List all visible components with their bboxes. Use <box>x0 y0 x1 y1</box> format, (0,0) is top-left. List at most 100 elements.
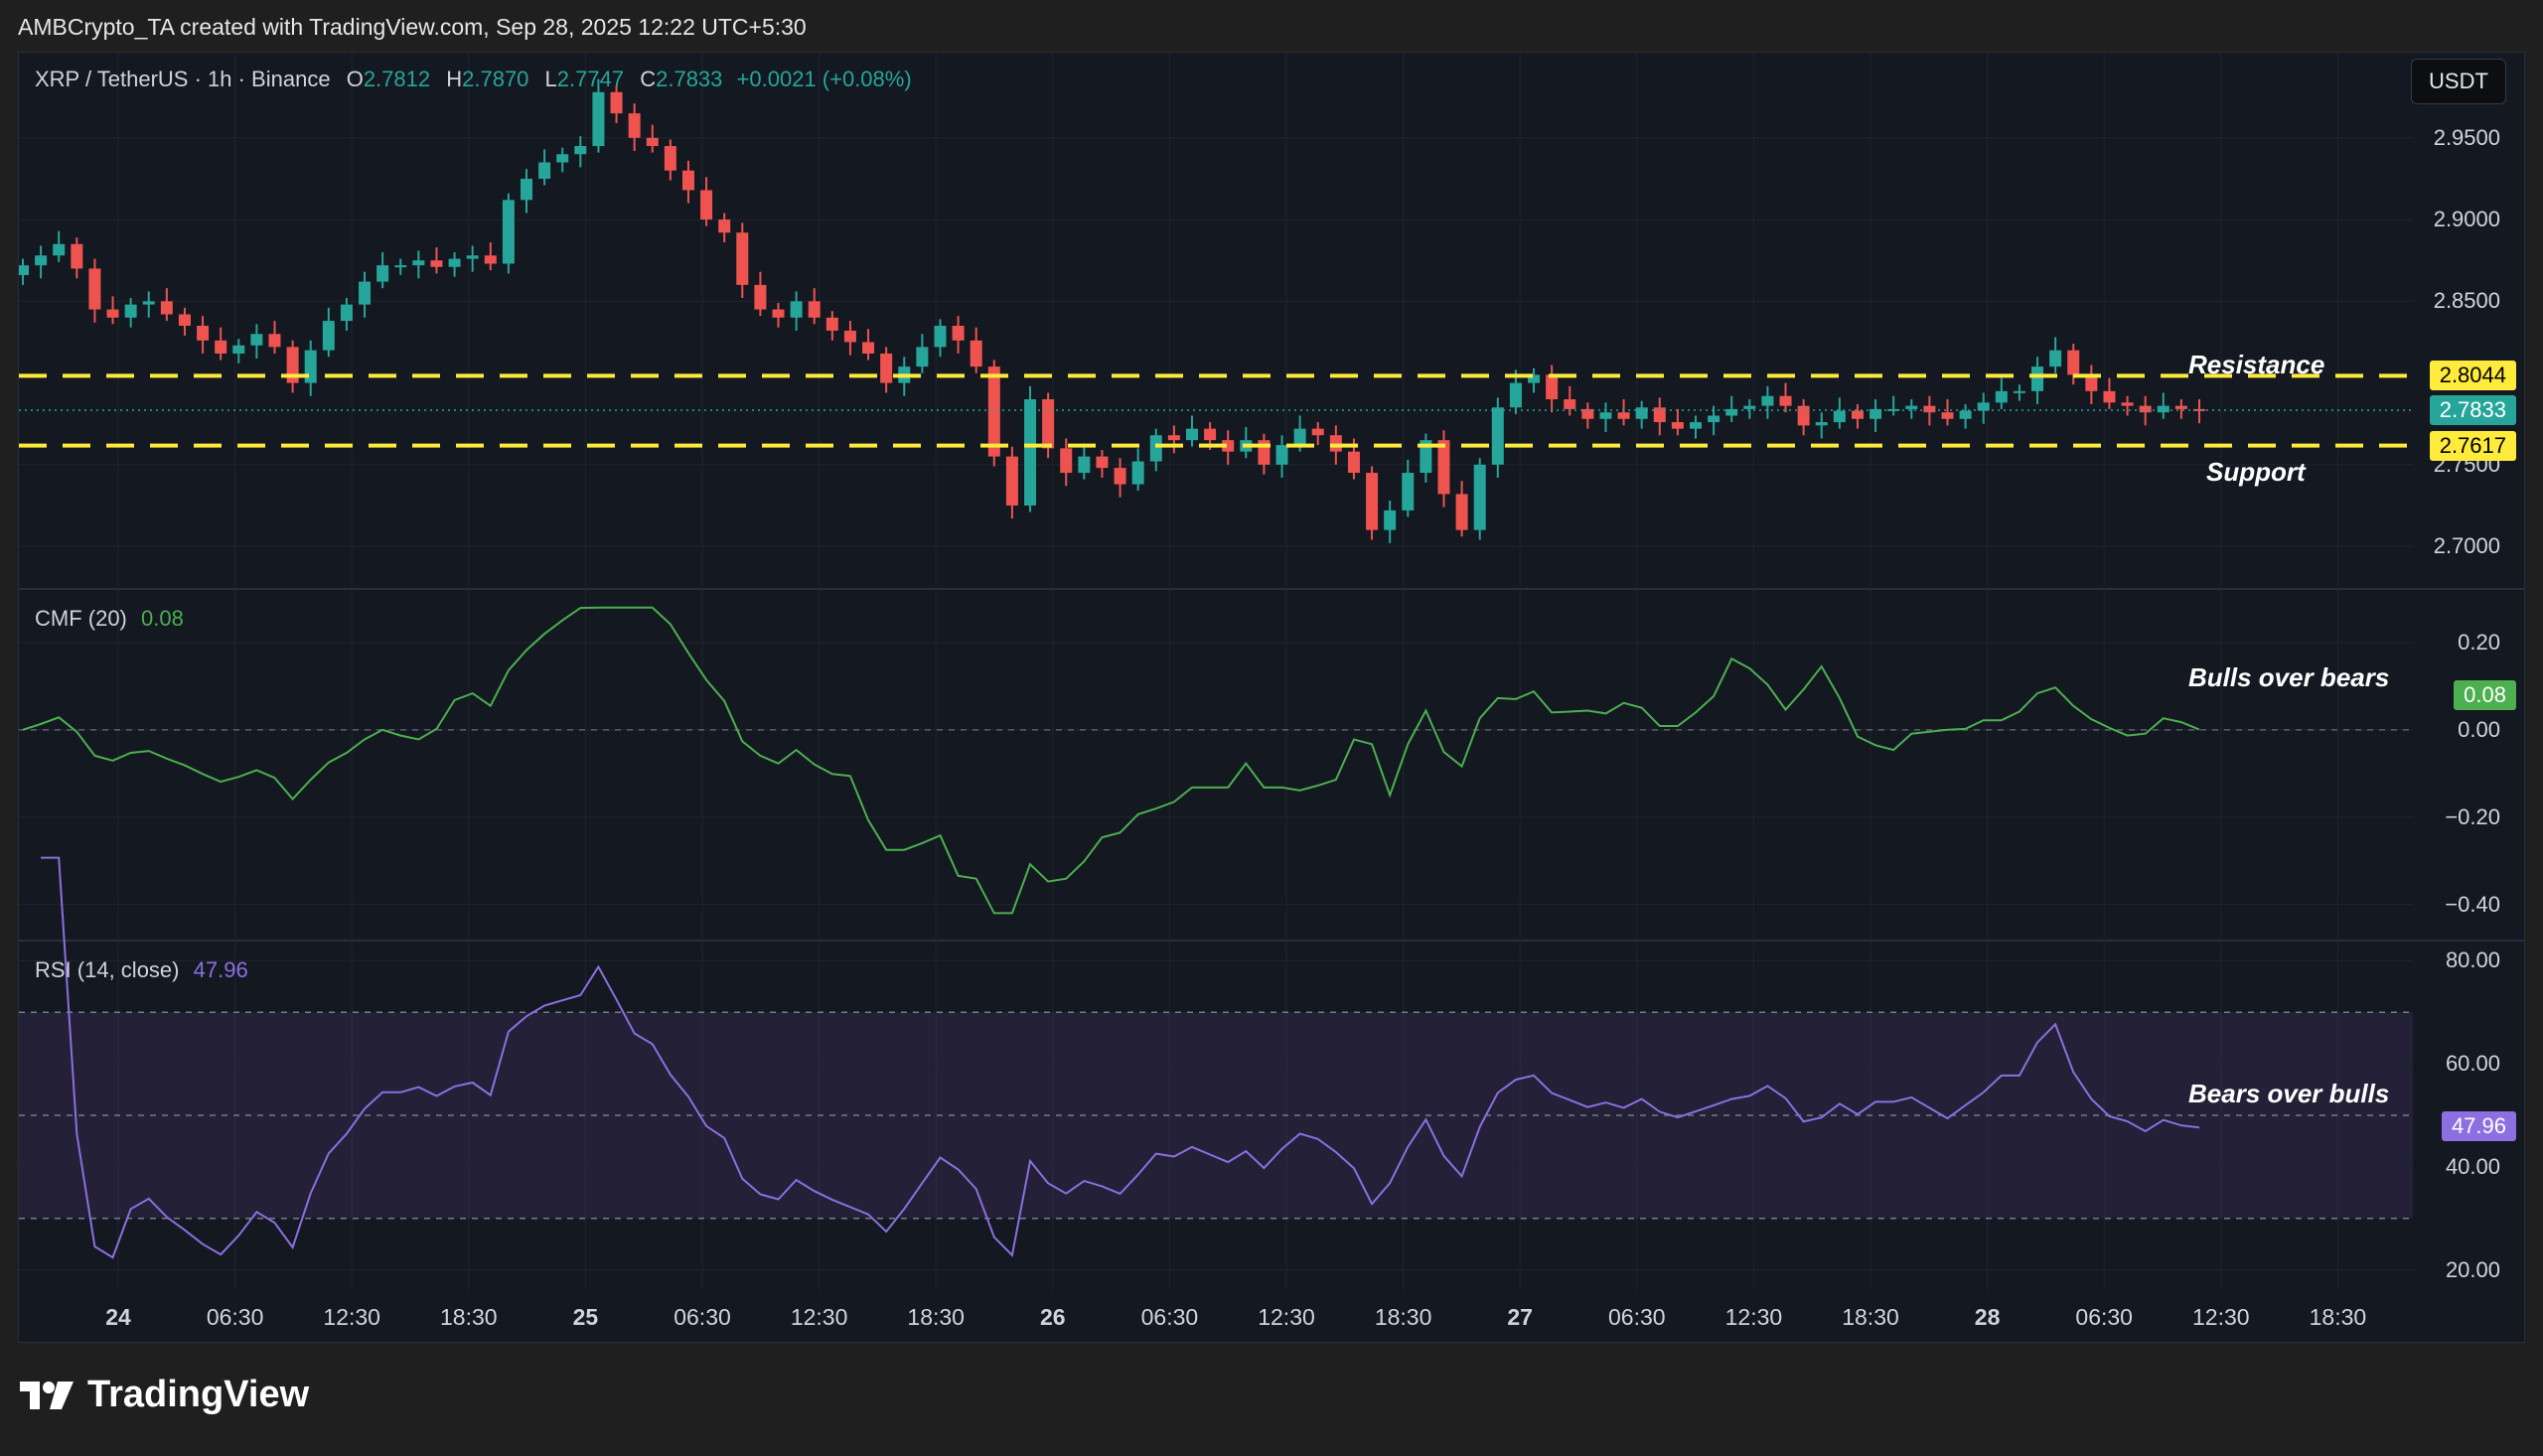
candle-body <box>1420 440 1432 474</box>
candle-body <box>825 317 838 331</box>
tradingview-logo-icon <box>20 1381 74 1409</box>
cmf-line <box>22 606 2200 915</box>
candle-body <box>1005 456 1018 506</box>
candle-body <box>304 350 317 383</box>
rsi-axis-tick: 80.00 <box>2445 947 2500 973</box>
cmf-axis-tick: −0.20 <box>2445 803 2500 829</box>
top-caption: AMBCrypto_TA created with TradingView.co… <box>18 14 807 40</box>
candle-body <box>1941 412 1954 419</box>
candle-body <box>1581 408 1594 419</box>
x-axis-tick: 27 <box>1507 1304 1533 1330</box>
high-label: H <box>446 67 463 91</box>
symbol-label[interactable]: XRP / TetherUS · 1h · Binance <box>35 67 331 91</box>
candle-body <box>466 255 479 259</box>
candle-body <box>843 330 856 343</box>
cmf-legend[interactable]: CMF (20) 0.08 <box>35 606 184 632</box>
change-value: +0.0021 (+0.08%) <box>736 67 912 91</box>
candle-body <box>2085 374 2098 391</box>
tradingview-wordmark: TradingView <box>87 1374 310 1415</box>
candle-body <box>1167 435 1180 441</box>
candle-body <box>1222 440 1235 452</box>
cmf-axis-tick: 0.20 <box>2458 629 2500 655</box>
cmf-label: CMF (20) <box>35 606 127 631</box>
candle-body <box>592 91 605 147</box>
rsi-axis-tick: 60.00 <box>2445 1051 2500 1077</box>
candle-body <box>1725 408 1738 416</box>
candle-body <box>250 334 263 346</box>
candle-body <box>1204 428 1217 441</box>
candle-body <box>628 113 641 138</box>
candle-body <box>862 342 875 354</box>
candle-body <box>1509 382 1522 408</box>
candle-body <box>521 178 533 201</box>
usdt-button[interactable]: USDT <box>2411 59 2506 104</box>
candle-body <box>1797 405 1810 426</box>
rsi-legend[interactable]: RSI (14, close) 47.96 <box>35 957 248 983</box>
candle-body <box>1329 435 1342 452</box>
price-axis-tick: 2.9500 <box>2433 124 2500 150</box>
x-axis-tick: 12:30 <box>1258 1304 1315 1330</box>
candle-body <box>1114 468 1126 485</box>
candle-body <box>934 326 947 348</box>
candle-body <box>2121 402 2134 406</box>
candle-body <box>1708 415 1720 423</box>
candle-body <box>808 301 821 318</box>
cmf-value-badge: 0.08 <box>2454 679 2516 710</box>
candle-body <box>574 146 587 155</box>
candle-body <box>71 243 83 269</box>
candle-body <box>736 232 749 285</box>
x-axis-tick: 18:30 <box>1374 1304 1432 1330</box>
candle-body <box>232 345 245 354</box>
candle-body <box>2103 390 2116 403</box>
candle-body <box>718 219 731 233</box>
candle-body <box>160 301 173 315</box>
candle-body <box>1437 440 1450 495</box>
candle-body <box>1042 399 1055 449</box>
candle-body <box>1833 410 1846 423</box>
open-value: 2.7812 <box>363 67 431 91</box>
candle-body <box>790 301 803 318</box>
price-legend: XRP / TetherUS · 1h · Binance O2.7812 H2… <box>35 67 912 92</box>
rsi-annotation: Bears over bulls <box>2188 1079 2390 1108</box>
candle-body <box>1905 405 1918 409</box>
candle-body <box>2139 405 2152 413</box>
chart-canvas[interactable] <box>19 53 2524 1342</box>
x-axis-tick: 18:30 <box>2309 1304 2367 1330</box>
candle-body <box>1761 395 1774 406</box>
cmf-annotation: Bulls over bears <box>2188 662 2390 692</box>
candle-body <box>1959 410 1972 419</box>
candle-body <box>1923 405 1936 413</box>
price-axis-tick: 2.8500 <box>2433 288 2500 314</box>
last-price-badge: 2.7833 <box>2429 395 2516 426</box>
candle-body <box>35 255 48 266</box>
candle-body <box>1851 410 1864 419</box>
candle-body <box>970 340 982 367</box>
candle-body <box>2013 390 2025 393</box>
candle-body <box>1689 422 1702 429</box>
candle-body <box>664 146 676 171</box>
rsi-axis-tick: 40.00 <box>2445 1153 2500 1179</box>
x-axis-tick: 24 <box>105 1304 131 1330</box>
candle-body <box>502 200 515 264</box>
x-axis-tick: 06:30 <box>1608 1304 1666 1330</box>
x-axis-tick: 25 <box>572 1304 599 1330</box>
rsi-axis-tick: 20.00 <box>2445 1256 2500 1282</box>
low-label: L <box>544 67 557 91</box>
candle-body <box>1149 435 1162 462</box>
candle-body <box>610 91 623 114</box>
candle-body <box>53 243 66 256</box>
price-axis-tick: 2.9000 <box>2433 207 2500 232</box>
candle-body <box>1779 395 1792 406</box>
candle-body <box>1977 402 1990 411</box>
candle-body <box>430 260 443 267</box>
cmf-axis-tick: −0.40 <box>2445 891 2500 917</box>
price-axis-tick: 2.7000 <box>2433 533 2500 559</box>
candle-body <box>987 366 1000 457</box>
candle-body <box>1347 451 1360 474</box>
resistance-price-badge: 2.8044 <box>2429 361 2516 391</box>
candle-body <box>178 314 191 326</box>
candle-body <box>412 260 425 266</box>
cmf-value: 0.08 <box>141 606 184 631</box>
tradingview-logo[interactable]: TradingView <box>20 1374 309 1416</box>
chart-frame[interactable]: XRP / TetherUS · 1h · Binance O2.7812 H2… <box>18 52 2525 1343</box>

* WORK REQUIRED:
Swap every "candle-body" in the listing above for "bar-body" and write the listing out again with nothing else changed, leaving out the pictures.

* SOLUTION TO THIS EXERCISE:
List all visible components with their bboxes. Use <box>x0 y0 x1 y1</box> format, (0,0) is top-left. List at most 100 elements.
bar-body <box>1420 440 1432 474</box>
bar-body <box>825 317 838 331</box>
tradingview-logo-icon <box>20 1381 74 1409</box>
cmf-line <box>22 606 2200 915</box>
bar-body <box>1005 456 1018 506</box>
bar-body <box>304 350 317 383</box>
rsi-axis-tick: 80.00 <box>2445 947 2500 973</box>
cmf-axis-tick: −0.20 <box>2445 803 2500 829</box>
top-caption: AMBCrypto_TA created with TradingView.co… <box>18 14 807 40</box>
bar-body <box>1941 412 1954 419</box>
bar-body <box>1581 408 1594 419</box>
x-axis-tick: 27 <box>1507 1304 1533 1330</box>
high-label: H <box>446 67 463 91</box>
symbol-label[interactable]: XRP / TetherUS · 1h · Binance <box>35 67 331 91</box>
bar-body <box>466 255 479 259</box>
bar-body <box>843 330 856 343</box>
cmf-legend[interactable]: CMF (20) 0.08 <box>35 606 184 632</box>
change-value: +0.0021 (+0.08%) <box>736 67 912 91</box>
bar-body <box>2085 374 2098 391</box>
tradingview-wordmark: TradingView <box>87 1374 310 1415</box>
bar-body <box>1167 435 1180 441</box>
bar-body <box>1222 440 1235 452</box>
cmf-axis-tick: 0.20 <box>2458 629 2500 655</box>
cmf-label: CMF (20) <box>35 606 127 631</box>
bar-body <box>592 91 605 147</box>
rsi-axis-tick: 60.00 <box>2445 1051 2500 1077</box>
bar-body <box>1725 408 1738 416</box>
bar-body <box>250 334 263 346</box>
bar-body <box>1204 428 1217 441</box>
bar-body <box>628 113 641 138</box>
bar-body <box>862 342 875 354</box>
bar-body <box>1509 382 1522 408</box>
bar-body <box>521 178 533 201</box>
usdt-button[interactable]: USDT <box>2411 59 2506 104</box>
bar-body <box>1797 405 1810 426</box>
rsi-legend[interactable]: RSI (14, close) 47.96 <box>35 957 248 983</box>
bar-body <box>1329 435 1342 452</box>
price-axis-tick: 2.9500 <box>2433 124 2500 150</box>
x-axis-tick: 12:30 <box>1258 1304 1315 1330</box>
bar-body <box>1114 468 1126 485</box>
bar-body <box>934 326 947 348</box>
bar-body <box>2121 402 2134 406</box>
bar-body <box>1708 415 1720 423</box>
bar-body <box>808 301 821 318</box>
cmf-value-badge: 0.08 <box>2454 679 2516 710</box>
bar-body <box>574 146 587 155</box>
bar-body <box>71 243 83 269</box>
bar-body <box>736 232 749 285</box>
x-axis-tick: 18:30 <box>1374 1304 1432 1330</box>
bar-body <box>232 345 245 354</box>
bar-body <box>2103 390 2116 403</box>
bar-body <box>718 219 731 233</box>
bar-body <box>160 301 173 315</box>
bar-body <box>1437 440 1450 495</box>
bar-body <box>1042 399 1055 449</box>
bar-body <box>1833 410 1846 423</box>
open-value: 2.7812 <box>363 67 431 91</box>
bar-body <box>790 301 803 318</box>
price-legend: XRP / TetherUS · 1h · Binance O2.7812 H2… <box>35 67 912 92</box>
rsi-annotation: Bears over bulls <box>2188 1079 2390 1108</box>
bar-body <box>1905 405 1918 409</box>
bar-body <box>2139 405 2152 413</box>
chart-canvas[interactable] <box>19 53 2524 1342</box>
x-axis-tick: 18:30 <box>2309 1304 2367 1330</box>
bar-body <box>1761 395 1774 406</box>
cmf-annotation: Bulls over bears <box>2188 662 2390 692</box>
bar-body <box>1959 410 1972 419</box>
bar-body <box>1923 405 1936 413</box>
price-axis-tick: 2.8500 <box>2433 288 2500 314</box>
last-price-badge: 2.7833 <box>2429 395 2516 426</box>
bar-body <box>35 255 48 266</box>
bar-body <box>1851 410 1864 419</box>
bar-body <box>970 340 982 367</box>
bar-body <box>2013 390 2025 393</box>
bar-body <box>1689 422 1702 429</box>
bar-body <box>664 146 676 171</box>
rsi-axis-tick: 40.00 <box>2445 1153 2500 1179</box>
x-axis-tick: 24 <box>105 1304 131 1330</box>
bar-body <box>502 200 515 264</box>
x-axis-tick: 06:30 <box>1608 1304 1666 1330</box>
x-axis-tick: 25 <box>572 1304 599 1330</box>
rsi-axis-tick: 20.00 <box>2445 1256 2500 1282</box>
low-label: L <box>544 67 557 91</box>
bar-body <box>1149 435 1162 462</box>
bar-body <box>610 91 623 114</box>
bar-body <box>53 243 66 256</box>
price-axis-tick: 2.9000 <box>2433 207 2500 232</box>
bar-body <box>1779 395 1792 406</box>
bar-body <box>1977 402 1990 411</box>
bar-body <box>430 260 443 267</box>
cmf-axis-tick: −0.40 <box>2445 891 2500 917</box>
price-axis-tick: 2.7000 <box>2433 533 2500 559</box>
bar-body <box>987 366 1000 457</box>
bar-body <box>1347 451 1360 474</box>
resistance-price-badge: 2.8044 <box>2429 361 2516 391</box>
bar-body <box>178 314 191 326</box>
bar-body <box>412 260 425 266</box>
cmf-value: 0.08 <box>141 606 184 631</box>
tradingview-logo[interactable]: TradingView <box>20 1374 309 1416</box>
chart-frame[interactable]: XRP / TetherUS · 1h · Binance O2.7812 H2… <box>18 52 2525 1343</box>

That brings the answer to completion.